## TASK BRIEF:
Search the listing for "subtitle" and copy every line where it appears.
**** RECORDS SUPPLIED ****
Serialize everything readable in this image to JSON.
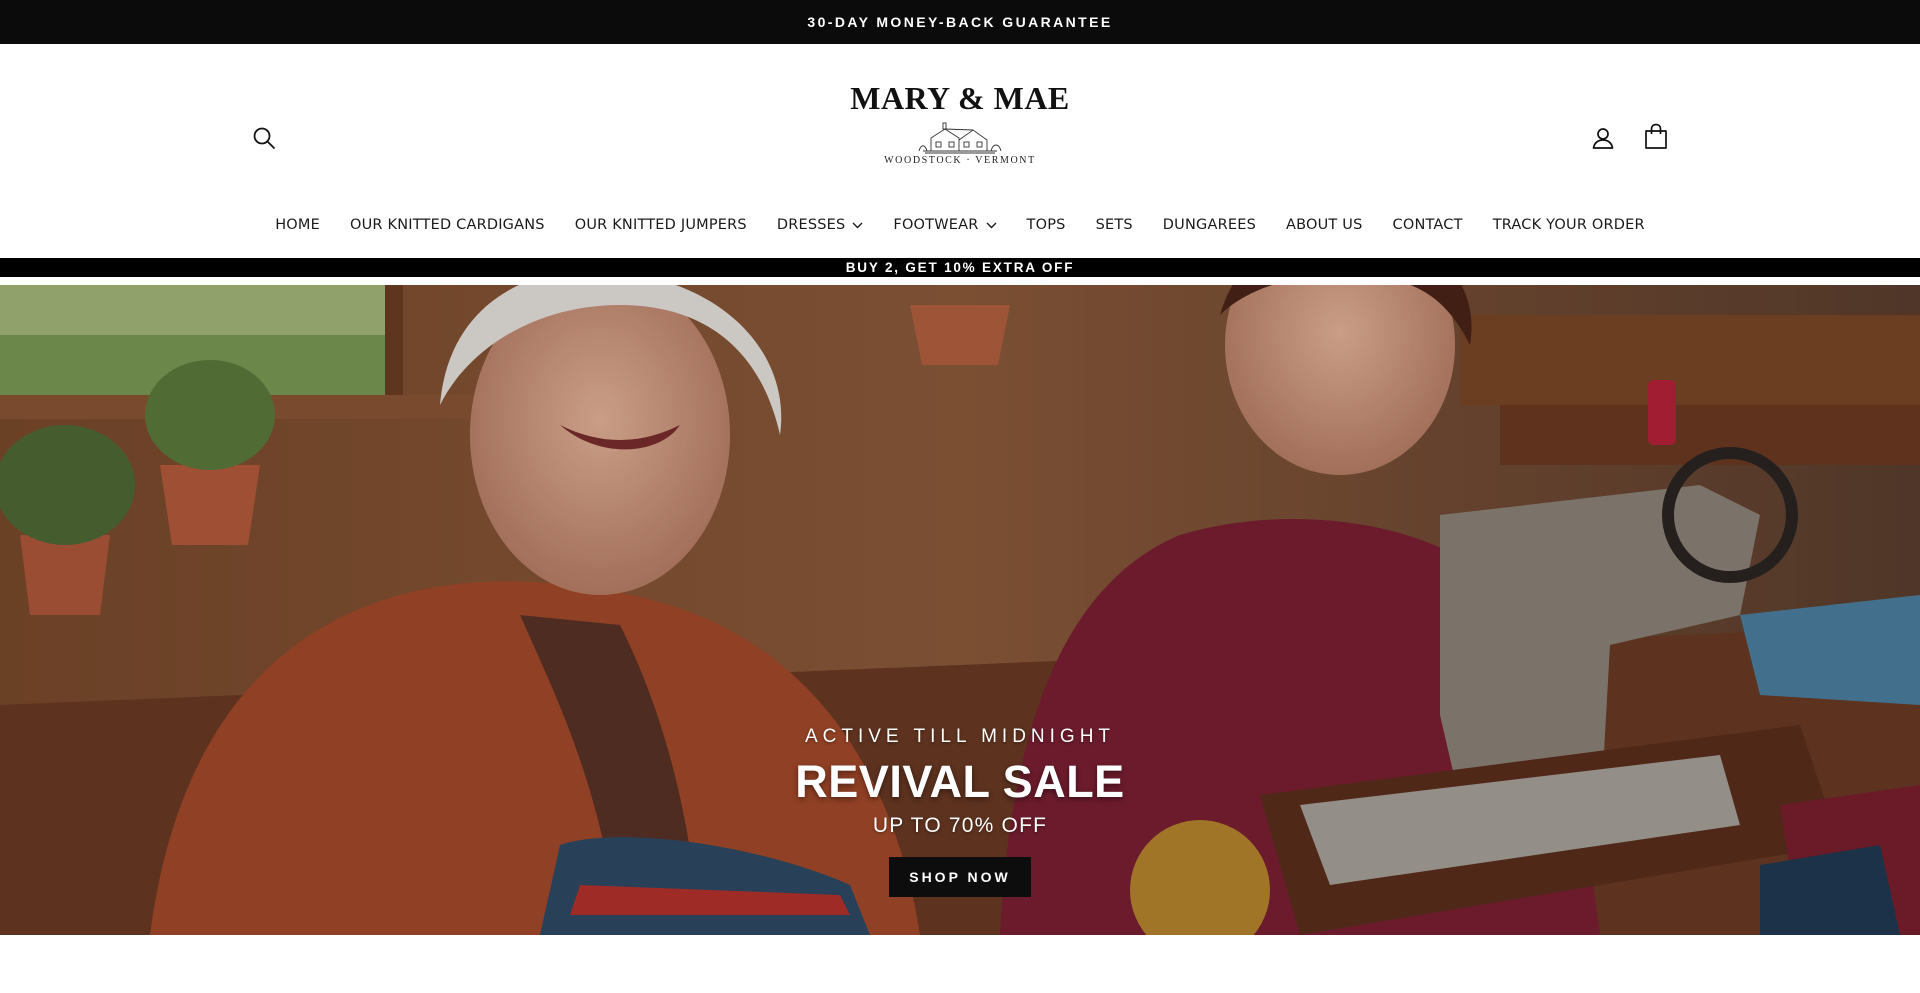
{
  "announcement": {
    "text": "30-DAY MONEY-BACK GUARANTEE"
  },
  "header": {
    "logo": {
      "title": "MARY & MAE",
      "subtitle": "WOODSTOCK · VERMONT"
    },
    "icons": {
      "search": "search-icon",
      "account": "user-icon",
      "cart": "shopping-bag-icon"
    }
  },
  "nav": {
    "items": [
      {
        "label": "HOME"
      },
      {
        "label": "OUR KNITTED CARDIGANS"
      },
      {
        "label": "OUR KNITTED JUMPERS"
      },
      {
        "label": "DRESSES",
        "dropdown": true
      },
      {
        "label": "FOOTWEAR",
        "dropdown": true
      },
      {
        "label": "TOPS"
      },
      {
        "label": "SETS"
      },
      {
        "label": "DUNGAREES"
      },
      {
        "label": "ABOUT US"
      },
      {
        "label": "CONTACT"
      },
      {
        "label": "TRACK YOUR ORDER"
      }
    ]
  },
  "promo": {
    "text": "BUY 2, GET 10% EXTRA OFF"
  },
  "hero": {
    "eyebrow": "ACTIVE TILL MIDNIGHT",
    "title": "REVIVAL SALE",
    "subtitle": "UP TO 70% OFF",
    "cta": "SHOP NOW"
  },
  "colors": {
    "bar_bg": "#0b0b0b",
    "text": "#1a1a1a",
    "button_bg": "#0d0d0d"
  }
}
****
## COMPLETE RESPONSE:
      "subtitle": "WOODSTOCK · VERMONT"
    "subtitle": "UP TO 70% OFF",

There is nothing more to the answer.